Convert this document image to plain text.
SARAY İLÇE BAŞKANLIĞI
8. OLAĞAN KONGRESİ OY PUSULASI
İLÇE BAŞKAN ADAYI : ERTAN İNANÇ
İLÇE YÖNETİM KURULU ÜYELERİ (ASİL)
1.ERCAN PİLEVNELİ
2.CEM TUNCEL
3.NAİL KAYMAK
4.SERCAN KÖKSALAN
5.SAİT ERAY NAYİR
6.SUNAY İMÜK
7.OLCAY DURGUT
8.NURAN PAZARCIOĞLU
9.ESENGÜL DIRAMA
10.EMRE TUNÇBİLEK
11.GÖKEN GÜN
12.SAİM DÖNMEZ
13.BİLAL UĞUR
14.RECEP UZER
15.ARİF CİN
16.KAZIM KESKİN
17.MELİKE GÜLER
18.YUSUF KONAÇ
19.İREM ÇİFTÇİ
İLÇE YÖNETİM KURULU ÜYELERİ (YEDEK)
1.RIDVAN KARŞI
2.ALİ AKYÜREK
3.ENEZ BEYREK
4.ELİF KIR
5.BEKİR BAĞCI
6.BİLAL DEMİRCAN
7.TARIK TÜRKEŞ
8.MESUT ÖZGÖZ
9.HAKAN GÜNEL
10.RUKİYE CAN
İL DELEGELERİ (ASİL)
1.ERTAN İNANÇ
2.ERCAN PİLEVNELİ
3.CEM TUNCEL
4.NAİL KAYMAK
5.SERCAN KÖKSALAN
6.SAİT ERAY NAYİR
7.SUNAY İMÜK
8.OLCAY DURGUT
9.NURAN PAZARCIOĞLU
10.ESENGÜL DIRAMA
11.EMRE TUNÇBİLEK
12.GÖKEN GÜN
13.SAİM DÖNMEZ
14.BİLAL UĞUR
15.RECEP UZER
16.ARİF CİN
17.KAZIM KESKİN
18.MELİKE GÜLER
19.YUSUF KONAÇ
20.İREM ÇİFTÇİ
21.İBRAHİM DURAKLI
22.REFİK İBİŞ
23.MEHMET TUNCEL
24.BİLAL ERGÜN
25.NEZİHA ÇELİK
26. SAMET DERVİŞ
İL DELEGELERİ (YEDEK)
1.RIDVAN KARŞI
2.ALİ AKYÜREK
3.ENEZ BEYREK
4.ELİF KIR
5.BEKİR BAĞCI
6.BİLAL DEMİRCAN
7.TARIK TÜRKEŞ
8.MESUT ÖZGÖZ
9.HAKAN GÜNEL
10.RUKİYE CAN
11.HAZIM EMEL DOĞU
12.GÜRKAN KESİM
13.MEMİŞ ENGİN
- - -
> [Exercise]
Find each line holding "İLÇE". Copy it out.

> [Result of this task]
SARAY İLÇE BAŞKANLIĞI
İLÇE BAŞKAN ADAYI : ERTAN İNANÇ
İLÇE YÖNETİM KURULU ÜYELERİ (ASİL)
İLÇE YÖNETİM KURULU ÜYELERİ (YEDEK)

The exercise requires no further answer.